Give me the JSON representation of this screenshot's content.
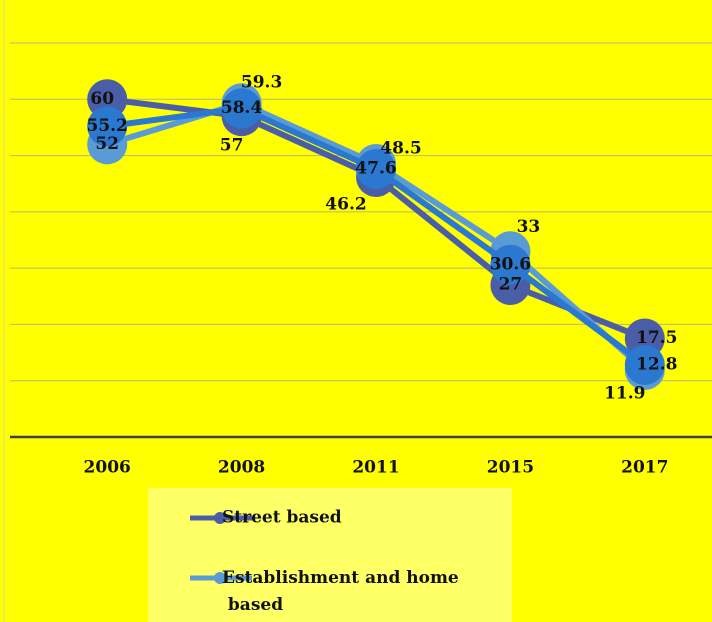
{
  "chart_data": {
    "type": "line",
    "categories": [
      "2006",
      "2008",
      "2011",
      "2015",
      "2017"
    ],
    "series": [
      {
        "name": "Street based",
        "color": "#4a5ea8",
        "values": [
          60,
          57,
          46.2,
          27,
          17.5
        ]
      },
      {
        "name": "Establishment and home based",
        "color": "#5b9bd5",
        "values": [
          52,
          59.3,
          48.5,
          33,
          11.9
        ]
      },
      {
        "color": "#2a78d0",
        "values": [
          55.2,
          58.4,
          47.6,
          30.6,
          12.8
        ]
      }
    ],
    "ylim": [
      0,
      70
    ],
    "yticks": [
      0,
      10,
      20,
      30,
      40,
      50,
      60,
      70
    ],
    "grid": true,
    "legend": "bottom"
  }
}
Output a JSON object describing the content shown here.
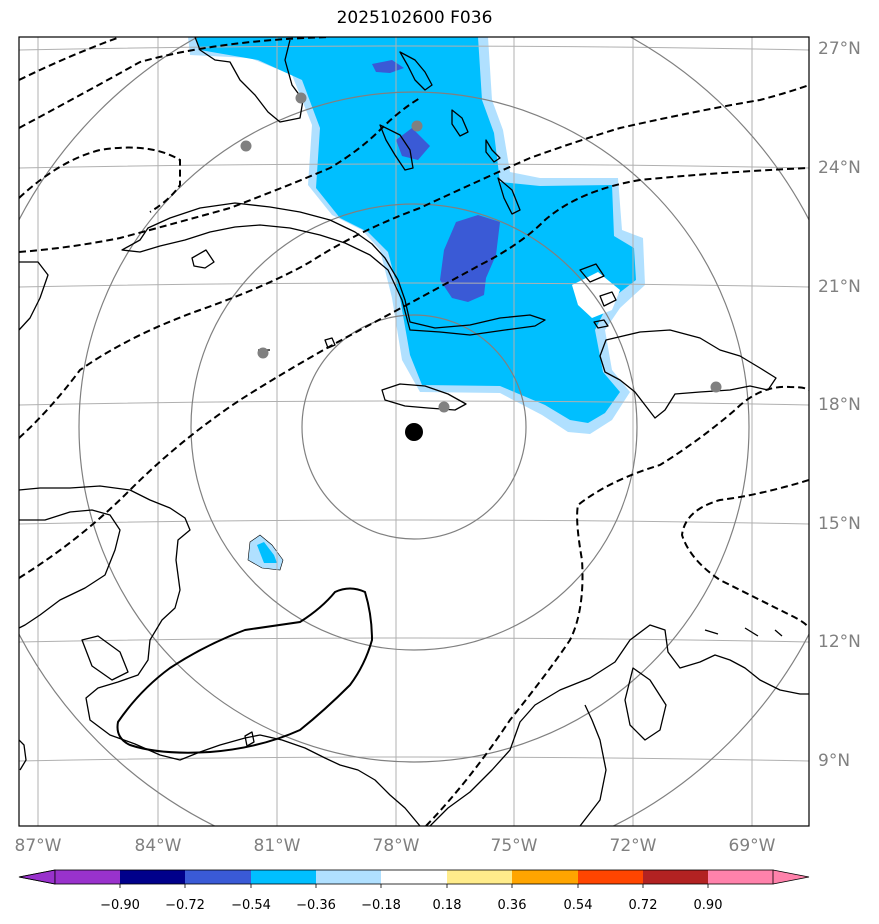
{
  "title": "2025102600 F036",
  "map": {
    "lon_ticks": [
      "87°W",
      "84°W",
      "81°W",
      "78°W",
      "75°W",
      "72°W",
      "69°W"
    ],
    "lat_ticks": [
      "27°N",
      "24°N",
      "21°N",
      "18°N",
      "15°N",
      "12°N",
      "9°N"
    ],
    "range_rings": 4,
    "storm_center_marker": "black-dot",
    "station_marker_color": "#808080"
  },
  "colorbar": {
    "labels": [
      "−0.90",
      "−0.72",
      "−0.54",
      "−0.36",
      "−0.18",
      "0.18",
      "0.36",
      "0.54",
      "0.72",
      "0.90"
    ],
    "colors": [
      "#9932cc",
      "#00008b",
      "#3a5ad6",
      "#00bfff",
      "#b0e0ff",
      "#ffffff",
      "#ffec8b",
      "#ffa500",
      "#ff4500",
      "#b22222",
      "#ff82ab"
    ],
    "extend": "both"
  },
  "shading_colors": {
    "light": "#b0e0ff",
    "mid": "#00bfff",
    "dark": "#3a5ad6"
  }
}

Work instructions ::
Make a tally of the lines in this data that include the string "name", and answer with that tally alone.

The result ::
2